▶ [Directions for this task]:
Count every line where "Infosys" occurs. Give the total alone.
+---+
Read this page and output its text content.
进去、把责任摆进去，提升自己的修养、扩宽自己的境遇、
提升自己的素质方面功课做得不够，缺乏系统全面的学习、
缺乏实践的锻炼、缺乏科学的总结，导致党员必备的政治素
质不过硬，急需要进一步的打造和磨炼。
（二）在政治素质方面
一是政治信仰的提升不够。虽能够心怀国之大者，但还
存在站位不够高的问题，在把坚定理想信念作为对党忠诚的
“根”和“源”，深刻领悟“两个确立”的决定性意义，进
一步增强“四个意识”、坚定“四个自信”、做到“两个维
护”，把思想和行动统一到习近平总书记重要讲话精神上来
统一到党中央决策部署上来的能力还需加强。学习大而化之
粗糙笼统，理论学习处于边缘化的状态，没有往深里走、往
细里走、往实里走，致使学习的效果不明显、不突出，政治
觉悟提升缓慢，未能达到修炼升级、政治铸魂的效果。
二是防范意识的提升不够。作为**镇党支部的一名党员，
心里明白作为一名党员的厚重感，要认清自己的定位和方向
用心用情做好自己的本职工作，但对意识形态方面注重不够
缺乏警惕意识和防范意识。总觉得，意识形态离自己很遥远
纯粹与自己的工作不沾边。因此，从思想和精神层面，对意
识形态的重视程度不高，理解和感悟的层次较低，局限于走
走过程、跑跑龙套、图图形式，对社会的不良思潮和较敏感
+---+
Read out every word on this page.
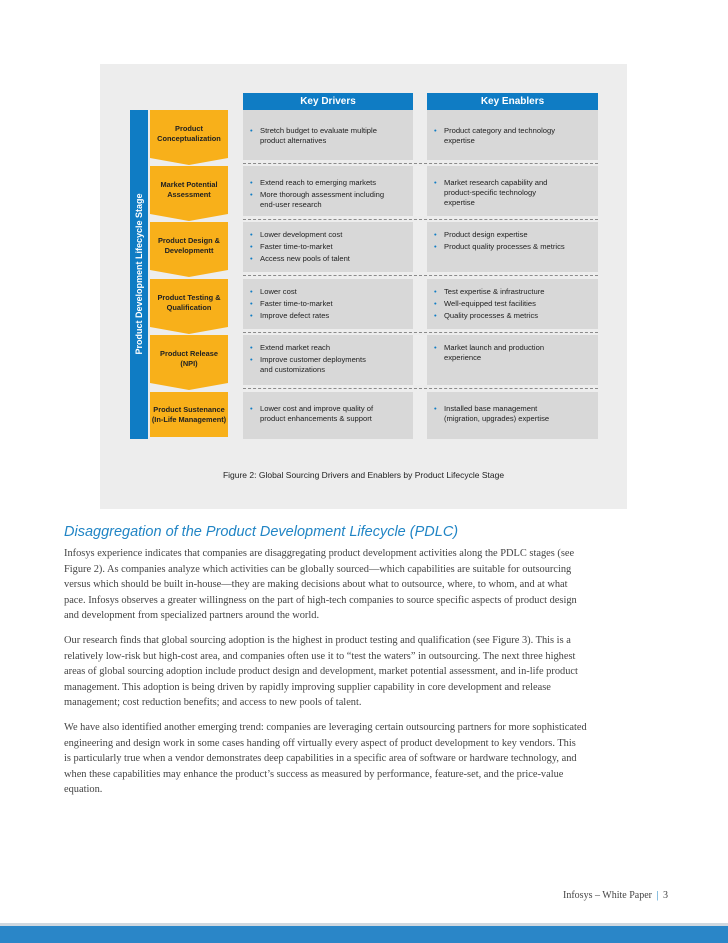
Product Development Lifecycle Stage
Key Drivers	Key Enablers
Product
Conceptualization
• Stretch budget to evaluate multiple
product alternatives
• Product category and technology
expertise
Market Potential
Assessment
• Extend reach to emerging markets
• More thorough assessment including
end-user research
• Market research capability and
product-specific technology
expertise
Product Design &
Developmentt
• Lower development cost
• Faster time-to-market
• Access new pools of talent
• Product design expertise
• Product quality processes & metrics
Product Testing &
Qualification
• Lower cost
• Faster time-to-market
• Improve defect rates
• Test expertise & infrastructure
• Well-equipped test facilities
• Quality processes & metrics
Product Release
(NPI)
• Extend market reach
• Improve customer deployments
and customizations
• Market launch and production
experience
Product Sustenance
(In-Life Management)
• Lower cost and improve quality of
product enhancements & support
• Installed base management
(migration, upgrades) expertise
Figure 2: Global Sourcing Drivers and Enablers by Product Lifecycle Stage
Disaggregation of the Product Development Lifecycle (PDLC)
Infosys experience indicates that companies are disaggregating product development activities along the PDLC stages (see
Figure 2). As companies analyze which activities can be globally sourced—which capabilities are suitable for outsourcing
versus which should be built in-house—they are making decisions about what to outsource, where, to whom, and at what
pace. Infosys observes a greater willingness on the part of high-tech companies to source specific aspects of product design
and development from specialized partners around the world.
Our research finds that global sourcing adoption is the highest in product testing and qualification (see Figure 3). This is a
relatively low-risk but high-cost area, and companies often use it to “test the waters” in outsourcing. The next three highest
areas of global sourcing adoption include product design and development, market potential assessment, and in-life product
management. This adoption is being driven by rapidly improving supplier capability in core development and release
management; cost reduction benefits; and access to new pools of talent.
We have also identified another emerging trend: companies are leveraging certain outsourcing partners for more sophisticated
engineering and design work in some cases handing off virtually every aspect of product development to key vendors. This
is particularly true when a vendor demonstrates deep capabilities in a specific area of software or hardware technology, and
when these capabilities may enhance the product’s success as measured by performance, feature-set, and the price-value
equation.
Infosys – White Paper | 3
+---+
▶ [Output of the task]:
3